TAREFA 1:
Em que ano o governo canadense decretou moratória, segundo o texto fornecido?

A tradição segue forte. O bacalhau é prato central em festas religiosas, reuniões familiares e datas nacionais. Nenhum outro país se identifica tanto com esse peixe quanto Portugal.

Um colapso anunciado

No século XX, a pesca predatória quase extinguiu os estoques da Terra Nova. Em 1992, o governo canadense decretou moratória. Milhares de pescadores perderam o sustento. Vilas inteiras foram abandonadas.

Hoje, mesmo com avanços tecnológicos, o bacalhau continua ameaçado. O colapso canadense serve como alerta. O peixe que moldou o mundo precisa agora de proteção global.

Depois dos trawlers, com arrasto, acabou o bacalhau. (Ilustração: O Direito à Vida – blogger)

Um personagem da história

A trajetória do bacalhau cruza com a dos vikings, dos bascos, de navegadores como Caboto e Cartier, de reis e de tratados. Alimentou guerras, impérios e fés. Ele navegou com os homens e ajudou a moldar fronteiras.

EXTRATO DE DADOS:
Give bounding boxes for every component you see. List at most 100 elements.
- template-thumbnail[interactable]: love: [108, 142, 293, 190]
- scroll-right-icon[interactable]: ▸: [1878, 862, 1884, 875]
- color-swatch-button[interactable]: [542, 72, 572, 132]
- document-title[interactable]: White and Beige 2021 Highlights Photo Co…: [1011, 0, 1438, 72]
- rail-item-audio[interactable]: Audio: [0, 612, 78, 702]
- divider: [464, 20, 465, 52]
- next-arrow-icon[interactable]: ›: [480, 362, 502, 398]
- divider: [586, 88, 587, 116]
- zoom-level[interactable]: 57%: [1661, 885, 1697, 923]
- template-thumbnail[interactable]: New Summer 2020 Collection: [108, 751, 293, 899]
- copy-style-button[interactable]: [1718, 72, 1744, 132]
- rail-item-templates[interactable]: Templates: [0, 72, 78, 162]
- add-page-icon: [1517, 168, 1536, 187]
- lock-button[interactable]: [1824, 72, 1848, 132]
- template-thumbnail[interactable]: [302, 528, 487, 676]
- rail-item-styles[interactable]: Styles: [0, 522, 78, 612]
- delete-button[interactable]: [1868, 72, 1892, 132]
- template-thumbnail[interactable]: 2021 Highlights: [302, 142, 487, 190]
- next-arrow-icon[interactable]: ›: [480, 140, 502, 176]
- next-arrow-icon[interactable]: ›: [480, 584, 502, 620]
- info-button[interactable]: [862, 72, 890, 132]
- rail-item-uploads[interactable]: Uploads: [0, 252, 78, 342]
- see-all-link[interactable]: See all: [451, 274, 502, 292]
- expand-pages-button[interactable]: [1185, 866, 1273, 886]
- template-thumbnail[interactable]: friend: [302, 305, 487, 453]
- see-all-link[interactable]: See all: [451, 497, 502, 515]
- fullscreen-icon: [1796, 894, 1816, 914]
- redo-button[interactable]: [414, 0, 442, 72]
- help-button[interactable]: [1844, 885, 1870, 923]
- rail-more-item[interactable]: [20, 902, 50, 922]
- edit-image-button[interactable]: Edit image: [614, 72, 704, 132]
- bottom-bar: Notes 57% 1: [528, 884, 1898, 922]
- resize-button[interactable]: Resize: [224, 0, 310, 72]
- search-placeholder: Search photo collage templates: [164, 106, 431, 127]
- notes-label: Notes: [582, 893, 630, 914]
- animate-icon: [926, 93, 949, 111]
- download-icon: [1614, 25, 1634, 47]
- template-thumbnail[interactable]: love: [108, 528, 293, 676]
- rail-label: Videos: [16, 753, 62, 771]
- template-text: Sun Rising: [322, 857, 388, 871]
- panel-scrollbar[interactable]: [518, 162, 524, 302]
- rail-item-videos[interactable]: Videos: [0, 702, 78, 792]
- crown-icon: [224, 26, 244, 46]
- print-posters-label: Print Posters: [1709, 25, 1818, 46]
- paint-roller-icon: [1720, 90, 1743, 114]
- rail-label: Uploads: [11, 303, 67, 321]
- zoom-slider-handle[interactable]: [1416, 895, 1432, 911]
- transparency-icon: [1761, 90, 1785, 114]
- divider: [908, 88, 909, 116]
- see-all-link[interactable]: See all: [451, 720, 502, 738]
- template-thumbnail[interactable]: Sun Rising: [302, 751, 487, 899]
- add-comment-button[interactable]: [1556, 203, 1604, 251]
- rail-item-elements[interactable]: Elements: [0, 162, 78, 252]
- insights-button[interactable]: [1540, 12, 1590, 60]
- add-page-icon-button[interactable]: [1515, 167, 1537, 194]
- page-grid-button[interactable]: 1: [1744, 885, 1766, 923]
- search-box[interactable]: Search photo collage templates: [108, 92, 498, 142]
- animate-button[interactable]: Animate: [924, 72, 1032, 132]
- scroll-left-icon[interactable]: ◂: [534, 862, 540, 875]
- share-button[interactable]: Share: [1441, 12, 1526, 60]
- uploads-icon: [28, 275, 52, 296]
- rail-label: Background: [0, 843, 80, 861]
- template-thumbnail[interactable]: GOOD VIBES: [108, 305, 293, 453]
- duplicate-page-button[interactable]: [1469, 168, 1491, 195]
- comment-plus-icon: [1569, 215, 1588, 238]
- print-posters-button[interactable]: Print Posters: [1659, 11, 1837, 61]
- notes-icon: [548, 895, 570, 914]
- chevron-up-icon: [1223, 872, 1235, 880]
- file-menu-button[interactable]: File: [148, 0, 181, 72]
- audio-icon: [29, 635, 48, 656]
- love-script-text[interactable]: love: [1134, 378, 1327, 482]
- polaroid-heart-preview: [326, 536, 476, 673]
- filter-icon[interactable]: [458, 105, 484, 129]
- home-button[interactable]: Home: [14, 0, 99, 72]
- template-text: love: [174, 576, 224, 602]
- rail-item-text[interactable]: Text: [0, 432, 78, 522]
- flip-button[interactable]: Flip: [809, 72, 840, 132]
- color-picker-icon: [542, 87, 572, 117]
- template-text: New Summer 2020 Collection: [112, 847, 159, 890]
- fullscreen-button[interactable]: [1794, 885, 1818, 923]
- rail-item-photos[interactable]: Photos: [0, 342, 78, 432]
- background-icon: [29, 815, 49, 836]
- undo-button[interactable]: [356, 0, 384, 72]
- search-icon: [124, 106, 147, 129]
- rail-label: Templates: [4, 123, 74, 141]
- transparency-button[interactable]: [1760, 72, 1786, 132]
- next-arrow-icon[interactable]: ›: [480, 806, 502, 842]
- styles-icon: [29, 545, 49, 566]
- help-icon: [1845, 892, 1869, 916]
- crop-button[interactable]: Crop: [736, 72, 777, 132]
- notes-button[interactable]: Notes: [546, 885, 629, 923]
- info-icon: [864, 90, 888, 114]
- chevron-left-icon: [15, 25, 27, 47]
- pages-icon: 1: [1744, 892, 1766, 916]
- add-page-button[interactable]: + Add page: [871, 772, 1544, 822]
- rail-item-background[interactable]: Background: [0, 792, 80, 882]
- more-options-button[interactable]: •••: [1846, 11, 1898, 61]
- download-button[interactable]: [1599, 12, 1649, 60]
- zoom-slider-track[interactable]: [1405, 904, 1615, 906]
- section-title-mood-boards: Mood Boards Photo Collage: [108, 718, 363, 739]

TAREFA 2:
Copie sem nenhuma alteração todas as linhas do extrato de dados, da primeira até a que contém "- rail-item-uploads[interactable]: Uploads: [0, 252, 78, 342]", incluindo essa linha.

RESPOSTA 1:
Em 1992.

RESPOSTA 2:
Give bounding boxes for every component you see. List at most 100 elements.
- template-thumbnail[interactable]: love: [108, 142, 293, 190]
- scroll-right-icon[interactable]: ▸: [1878, 862, 1884, 875]
- color-swatch-button[interactable]: [542, 72, 572, 132]
- document-title[interactable]: White and Beige 2021 Highlights Photo Co…: [1011, 0, 1438, 72]
- rail-item-audio[interactable]: Audio: [0, 612, 78, 702]
- divider: [464, 20, 465, 52]
- next-arrow-icon[interactable]: ›: [480, 362, 502, 398]
- divider: [586, 88, 587, 116]
- zoom-level[interactable]: 57%: [1661, 885, 1697, 923]
- template-thumbnail[interactable]: New Summer 2020 Collection: [108, 751, 293, 899]
- copy-style-button[interactable]: [1718, 72, 1744, 132]
- rail-item-templates[interactable]: Templates: [0, 72, 78, 162]
- add-page-icon: [1517, 168, 1536, 187]
- lock-button[interactable]: [1824, 72, 1848, 132]
- template-thumbnail[interactable]: [302, 528, 487, 676]
- rail-item-styles[interactable]: Styles: [0, 522, 78, 612]
- delete-button[interactable]: [1868, 72, 1892, 132]
- template-thumbnail[interactable]: 2021 Highlights: [302, 142, 487, 190]
- next-arrow-icon[interactable]: ›: [480, 140, 502, 176]
- next-arrow-icon[interactable]: ›: [480, 584, 502, 620]
- info-button[interactable]: [862, 72, 890, 132]
- rail-item-uploads[interactable]: Uploads: [0, 252, 78, 342]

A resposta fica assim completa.